◆ **What is needed**: The answer should be a single number: how many lines of the entries below hold the word "text".

(Figure content listings)

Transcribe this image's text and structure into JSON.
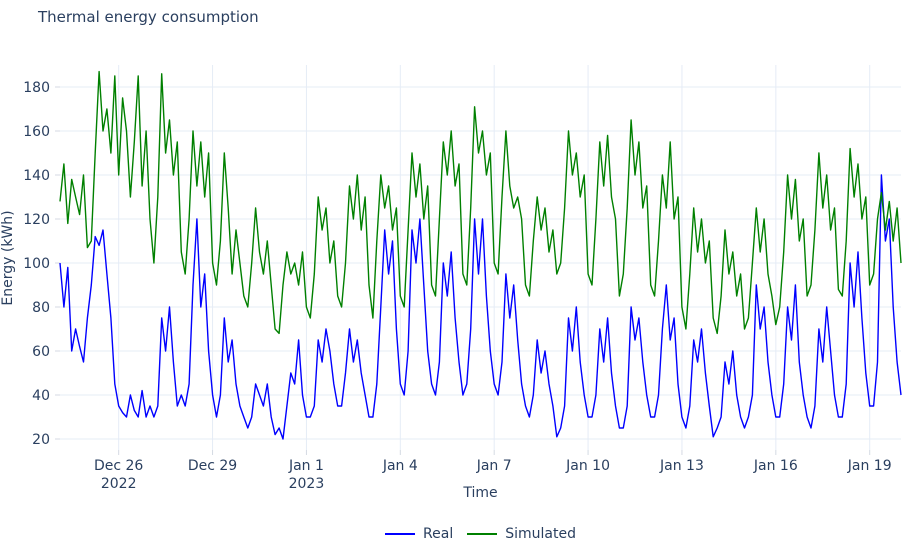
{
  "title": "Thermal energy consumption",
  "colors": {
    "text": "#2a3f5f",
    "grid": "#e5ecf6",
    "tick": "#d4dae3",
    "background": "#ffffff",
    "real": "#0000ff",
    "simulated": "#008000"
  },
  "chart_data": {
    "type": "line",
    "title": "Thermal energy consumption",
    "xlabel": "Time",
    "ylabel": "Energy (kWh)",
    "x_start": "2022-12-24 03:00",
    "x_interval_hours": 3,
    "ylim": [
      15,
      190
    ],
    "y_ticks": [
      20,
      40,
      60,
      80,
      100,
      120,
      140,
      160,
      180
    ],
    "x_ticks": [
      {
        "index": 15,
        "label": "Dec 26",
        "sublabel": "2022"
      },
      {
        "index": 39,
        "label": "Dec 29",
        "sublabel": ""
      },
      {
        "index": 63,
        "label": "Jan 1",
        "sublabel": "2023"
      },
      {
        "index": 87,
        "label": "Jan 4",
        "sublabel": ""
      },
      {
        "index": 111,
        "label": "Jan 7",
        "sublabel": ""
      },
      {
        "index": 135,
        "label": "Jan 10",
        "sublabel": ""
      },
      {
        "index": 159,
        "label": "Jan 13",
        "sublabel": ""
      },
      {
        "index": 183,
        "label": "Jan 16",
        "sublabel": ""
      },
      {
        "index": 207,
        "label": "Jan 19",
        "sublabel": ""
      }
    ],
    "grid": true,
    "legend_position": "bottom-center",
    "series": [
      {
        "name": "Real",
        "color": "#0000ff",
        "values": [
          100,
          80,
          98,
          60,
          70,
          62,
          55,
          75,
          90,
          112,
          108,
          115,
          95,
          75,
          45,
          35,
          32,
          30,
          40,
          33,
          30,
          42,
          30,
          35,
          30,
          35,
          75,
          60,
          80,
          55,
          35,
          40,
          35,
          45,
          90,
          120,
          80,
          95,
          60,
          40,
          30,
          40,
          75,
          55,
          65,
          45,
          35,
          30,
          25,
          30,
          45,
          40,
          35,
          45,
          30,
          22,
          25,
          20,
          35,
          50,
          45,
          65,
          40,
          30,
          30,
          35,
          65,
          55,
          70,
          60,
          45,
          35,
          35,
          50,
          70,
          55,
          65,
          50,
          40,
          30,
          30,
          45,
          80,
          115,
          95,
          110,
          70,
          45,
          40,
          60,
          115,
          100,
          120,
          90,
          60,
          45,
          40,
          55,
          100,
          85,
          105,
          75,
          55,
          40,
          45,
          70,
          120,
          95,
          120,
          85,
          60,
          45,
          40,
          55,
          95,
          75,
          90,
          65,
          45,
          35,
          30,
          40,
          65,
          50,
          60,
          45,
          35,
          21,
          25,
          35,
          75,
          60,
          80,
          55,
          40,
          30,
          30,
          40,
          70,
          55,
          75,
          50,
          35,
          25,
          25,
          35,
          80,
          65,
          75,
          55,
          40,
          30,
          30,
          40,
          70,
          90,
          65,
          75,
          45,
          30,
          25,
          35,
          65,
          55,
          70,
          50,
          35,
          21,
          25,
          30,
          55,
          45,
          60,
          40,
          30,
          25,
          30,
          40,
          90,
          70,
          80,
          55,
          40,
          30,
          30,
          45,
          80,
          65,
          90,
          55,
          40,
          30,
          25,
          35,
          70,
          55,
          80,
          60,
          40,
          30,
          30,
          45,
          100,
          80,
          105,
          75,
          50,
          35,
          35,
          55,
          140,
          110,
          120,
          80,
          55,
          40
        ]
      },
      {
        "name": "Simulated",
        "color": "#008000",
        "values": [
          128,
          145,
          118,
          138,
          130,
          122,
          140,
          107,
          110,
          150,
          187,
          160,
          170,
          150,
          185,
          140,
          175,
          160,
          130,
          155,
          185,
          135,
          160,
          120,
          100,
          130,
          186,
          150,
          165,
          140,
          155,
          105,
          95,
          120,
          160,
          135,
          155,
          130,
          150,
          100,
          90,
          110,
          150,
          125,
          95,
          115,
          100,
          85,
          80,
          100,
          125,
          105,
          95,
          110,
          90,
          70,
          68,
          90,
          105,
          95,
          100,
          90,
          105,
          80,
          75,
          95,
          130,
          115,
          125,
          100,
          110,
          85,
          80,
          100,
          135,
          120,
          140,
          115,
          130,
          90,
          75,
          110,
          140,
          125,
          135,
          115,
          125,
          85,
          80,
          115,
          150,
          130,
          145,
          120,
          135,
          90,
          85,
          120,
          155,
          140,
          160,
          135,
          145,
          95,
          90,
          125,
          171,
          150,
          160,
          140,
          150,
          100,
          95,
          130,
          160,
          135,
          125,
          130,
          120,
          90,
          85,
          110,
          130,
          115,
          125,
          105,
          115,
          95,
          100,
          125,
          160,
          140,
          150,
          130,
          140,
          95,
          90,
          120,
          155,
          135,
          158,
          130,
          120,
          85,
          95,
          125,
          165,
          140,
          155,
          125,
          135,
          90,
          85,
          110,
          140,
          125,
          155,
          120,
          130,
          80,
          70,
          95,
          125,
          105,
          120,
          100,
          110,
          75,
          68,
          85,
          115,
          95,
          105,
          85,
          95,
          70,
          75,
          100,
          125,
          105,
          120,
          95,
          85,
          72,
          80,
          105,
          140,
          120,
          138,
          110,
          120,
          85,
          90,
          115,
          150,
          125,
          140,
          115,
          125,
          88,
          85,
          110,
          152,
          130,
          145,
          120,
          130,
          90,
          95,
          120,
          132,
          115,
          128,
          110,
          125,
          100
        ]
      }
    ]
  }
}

◆ **Task result**: 2